PAGE EXTRACT ->

GRIME 2 Review - Painting With The Blood Of Your Enemies

This game wants to grind your bones into pigment, and honestly, I am perfectly fine with letting it try.

Gameplay screenshot of GRIME II showing a pale humanoid character battling bladed creatures in a dark, atmospheric cavern filled with massive, gnarled roots and glowing claws.

The gaming landscape is currently drowning in Metroidvanias. If a developer wants to stand out in a genre defined by backtracking and incremental upgrades, they need a hook that sinks deep into your skull. GRIME 2 manages to carve out a hyper specific, deeply unsettling niche by completely abandoning traditional fantasy tropes. You are not a knight or a bounty hunter. You are a Formless. You are essentially a walking void wrapped in art supplies, wandering through a hostile universe constructed entirely of painted nails, discarded clay, and mutated teeth.

DATASET SECTION ->
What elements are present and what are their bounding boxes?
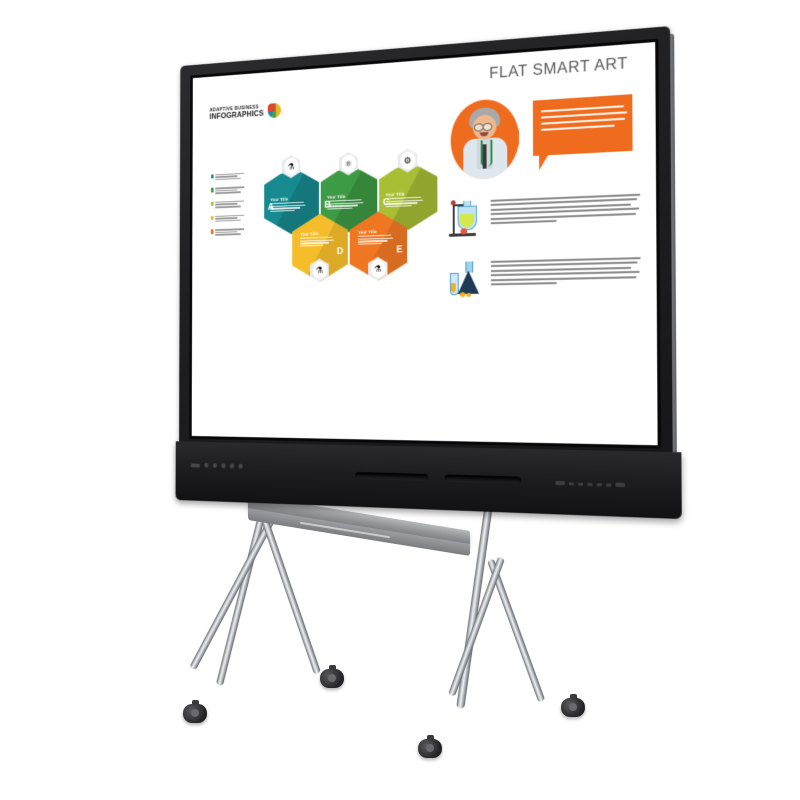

YOUR GOAL ->
Please answer these questions from the GRIME 2 review:
(a) What does the screenshot description show the pale humanoid character battling?
(b) What genre does the review say the gaming landscape is currently drowning in?
(c) What kind of being does the player control?

EXERCISE OUTPUT ->
(a) Bladed creatures
(b) Metroidvanias
(c) A Formless